From the listing below, extract each line containing the string "broth".

Records excerpted from a collection:
** begin **
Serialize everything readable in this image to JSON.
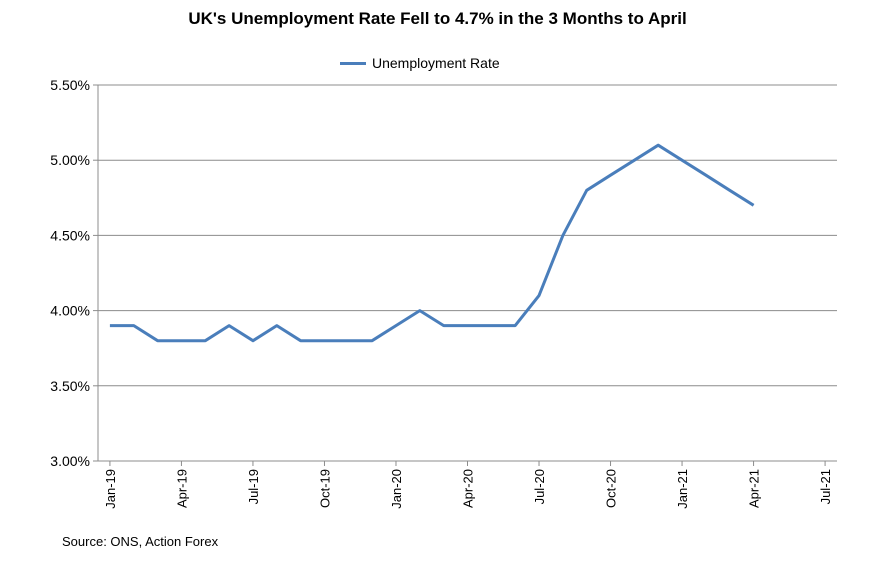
{
  "chart_data": {
    "type": "line",
    "title": "UK's Unemployment Rate Fell to 4.7% in the 3 Months to April",
    "series": [
      {
        "name": "Unemployment Rate",
        "color": "#4a7ebb",
        "x": [
          "Jan-19",
          "Feb-19",
          "Mar-19",
          "Apr-19",
          "May-19",
          "Jun-19",
          "Jul-19",
          "Aug-19",
          "Sep-19",
          "Oct-19",
          "Nov-19",
          "Dec-19",
          "Jan-20",
          "Feb-20",
          "Mar-20",
          "Apr-20",
          "May-20",
          "Jun-20",
          "Jul-20",
          "Aug-20",
          "Sep-20",
          "Oct-20",
          "Nov-20",
          "Dec-20",
          "Jan-21",
          "Feb-21",
          "Mar-21",
          "Apr-21"
        ],
        "values": [
          3.9,
          3.9,
          3.8,
          3.8,
          3.8,
          3.9,
          3.8,
          3.9,
          3.8,
          3.8,
          3.8,
          3.8,
          3.9,
          4.0,
          3.9,
          3.9,
          3.9,
          3.9,
          4.1,
          4.5,
          4.8,
          4.9,
          5.0,
          5.1,
          5.0,
          4.9,
          4.8,
          4.7
        ]
      }
    ],
    "x_ticks": [
      "Jan-19",
      "Apr-19",
      "Jul-19",
      "Oct-19",
      "Jan-20",
      "Apr-20",
      "Jul-20",
      "Oct-20",
      "Jan-21",
      "Apr-21",
      "Jul-21"
    ],
    "x_range_months": 31,
    "y_ticks": [
      "3.00%",
      "3.50%",
      "4.00%",
      "4.50%",
      "5.00%",
      "5.50%"
    ],
    "ylim": [
      3.0,
      5.5
    ],
    "y_tick_step": 0.5,
    "grid": "horizontal",
    "legend_position": "top",
    "source": "Source: ONS, Action Forex"
  }
}
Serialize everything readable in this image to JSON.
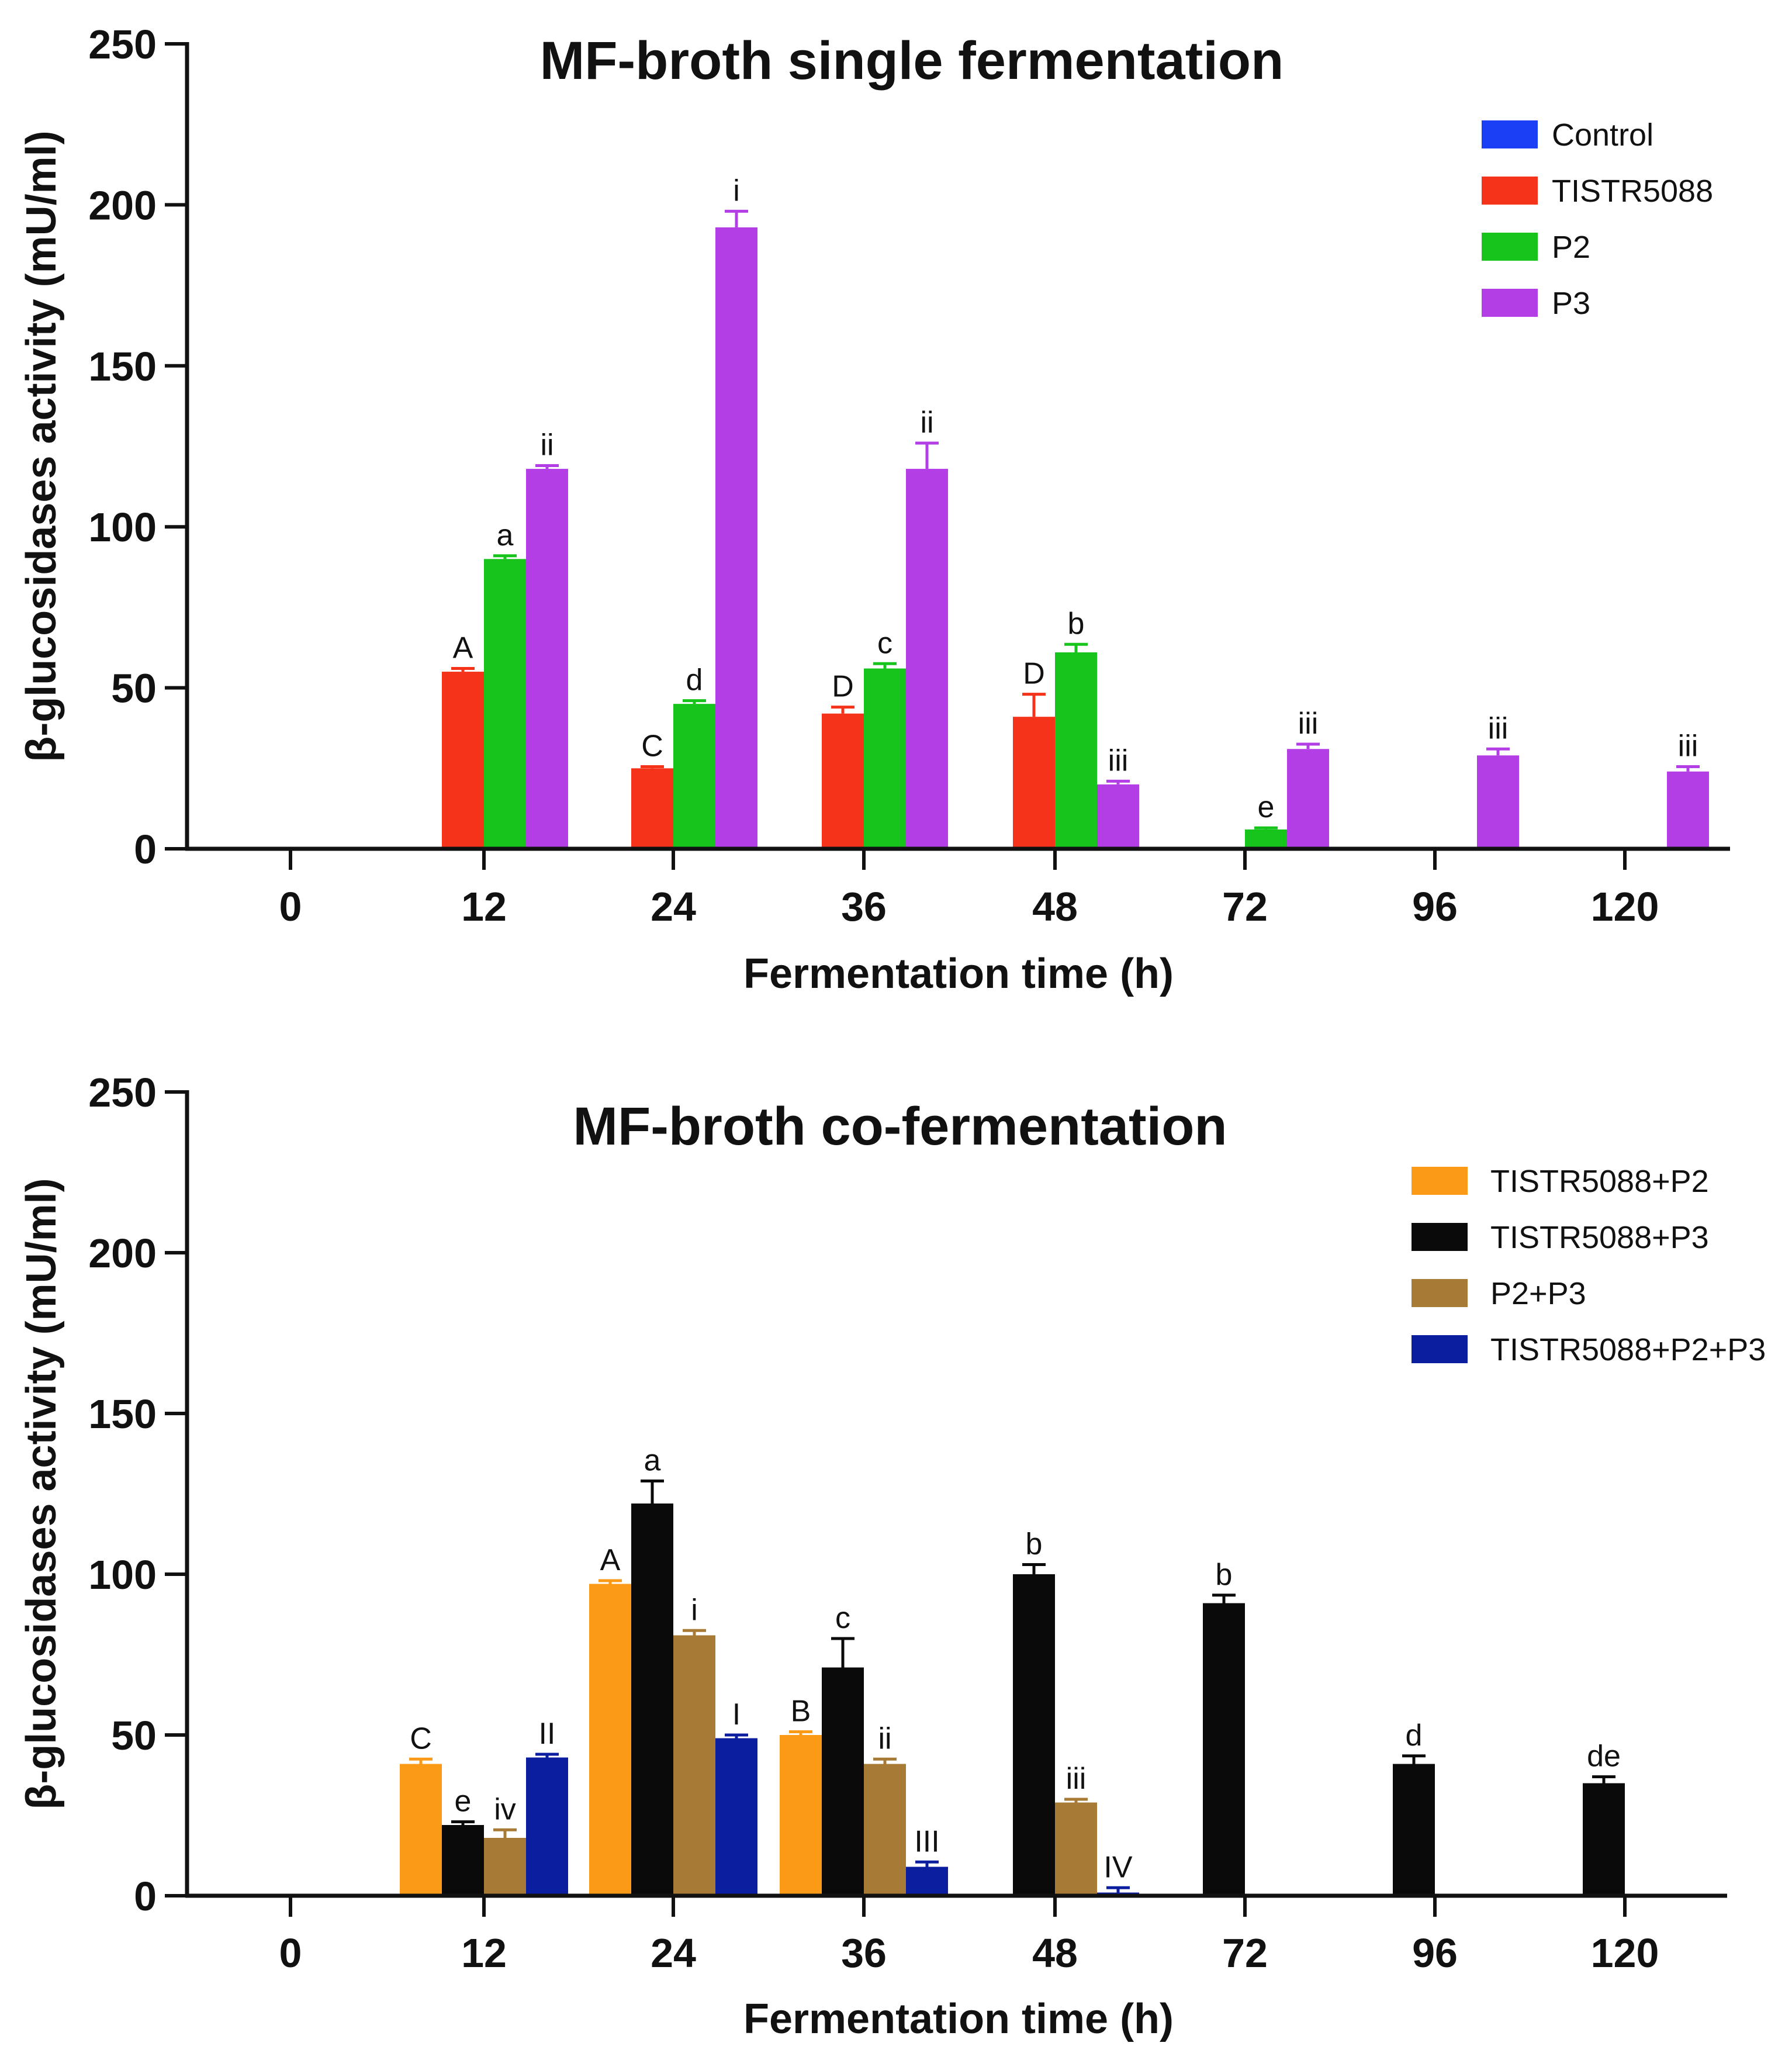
{
  "chart_data": [
    {
      "type": "bar",
      "title": "MF-broth single fermentation",
      "xlabel": "Fermentation time (h)",
      "ylabel": "β-glucosidases activity  (mU/ml)",
      "ylim": [
        0,
        250
      ],
      "yticks": [
        "0",
        "50",
        "100",
        "150",
        "200",
        "250"
      ],
      "categories": [
        "0",
        "12",
        "24",
        "36",
        "48",
        "72",
        "96",
        "120"
      ],
      "legend_position": "top-right",
      "series": [
        {
          "name": "Control",
          "color": "#1a3ff5",
          "values": [
            0,
            0,
            0,
            0,
            0,
            0,
            0,
            0
          ],
          "errors": [
            0,
            0,
            0,
            0,
            0,
            0,
            0,
            0
          ],
          "labels": [
            "",
            "",
            "",
            "",
            "",
            "",
            "",
            ""
          ]
        },
        {
          "name": "TISTR5088",
          "color": "#f5331b",
          "values": [
            0,
            55,
            25,
            42,
            41,
            0,
            0,
            0
          ],
          "errors": [
            0,
            1,
            0.5,
            2,
            7,
            0,
            0,
            0
          ],
          "labels": [
            "",
            "A",
            "C",
            "D",
            "D",
            "",
            "",
            ""
          ]
        },
        {
          "name": "P2",
          "color": "#16c41c",
          "values": [
            0,
            90,
            45,
            56,
            61,
            6,
            0,
            0
          ],
          "errors": [
            0,
            1,
            1,
            1.5,
            2.5,
            0.5,
            0,
            0
          ],
          "labels": [
            "",
            "a",
            "d",
            "c",
            "b",
            "e",
            "",
            ""
          ]
        },
        {
          "name": "P3",
          "color": "#b43ee6",
          "values": [
            0,
            118,
            193,
            118,
            20,
            31,
            29,
            24
          ],
          "errors": [
            0,
            1,
            5,
            8,
            1,
            1.5,
            2,
            1.5
          ],
          "labels": [
            "",
            "ii",
            "i",
            "ii",
            "iii",
            "iii",
            "iii",
            "iii"
          ]
        }
      ]
    },
    {
      "type": "bar",
      "title": "MF-broth co-fermentation",
      "xlabel": "Fermentation time (h)",
      "ylabel": "β-glucosidases activity  (mU/ml)",
      "ylim": [
        0,
        250
      ],
      "yticks": [
        "0",
        "50",
        "100",
        "150",
        "200",
        "250"
      ],
      "categories": [
        "0",
        "12",
        "24",
        "36",
        "48",
        "72",
        "96",
        "120"
      ],
      "legend_position": "top-right",
      "series": [
        {
          "name": "TISTR5088+P2",
          "color": "#fb9a16",
          "values": [
            0,
            41,
            97,
            50,
            0,
            0,
            0,
            0
          ],
          "errors": [
            0,
            1.5,
            1,
            1,
            0,
            0,
            0,
            0
          ],
          "labels": [
            "",
            "C",
            "A",
            "B",
            "",
            "",
            "",
            ""
          ]
        },
        {
          "name": "TISTR5088+P3",
          "color": "#0a0a0a",
          "values": [
            0,
            22,
            122,
            71,
            100,
            91,
            41,
            35
          ],
          "errors": [
            0,
            1,
            7,
            9,
            3,
            2.5,
            2.5,
            2
          ],
          "labels": [
            "",
            "e",
            "a",
            "c",
            "b",
            "b",
            "d",
            "de"
          ]
        },
        {
          "name": "P2+P3",
          "color": "#a77a36",
          "values": [
            0,
            18,
            81,
            41,
            29,
            0,
            0,
            0
          ],
          "errors": [
            0,
            2.5,
            1.5,
            1.5,
            1,
            0,
            0,
            0
          ],
          "labels": [
            "",
            "iv",
            "i",
            "ii",
            "iii",
            "",
            "",
            ""
          ]
        },
        {
          "name": "TISTR5088+P2+P3",
          "color": "#0c1ea0",
          "values": [
            0,
            43,
            49,
            9,
            1,
            0,
            0,
            0
          ],
          "errors": [
            0,
            1,
            1,
            1.5,
            1.5,
            0,
            0,
            0
          ],
          "labels": [
            "",
            "II",
            "I",
            "III",
            "IV",
            "",
            "",
            ""
          ]
        }
      ]
    }
  ]
}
** end **
The answer:
      "title": "MF-broth single fermentation",
      "title": "MF-broth co-fermentation",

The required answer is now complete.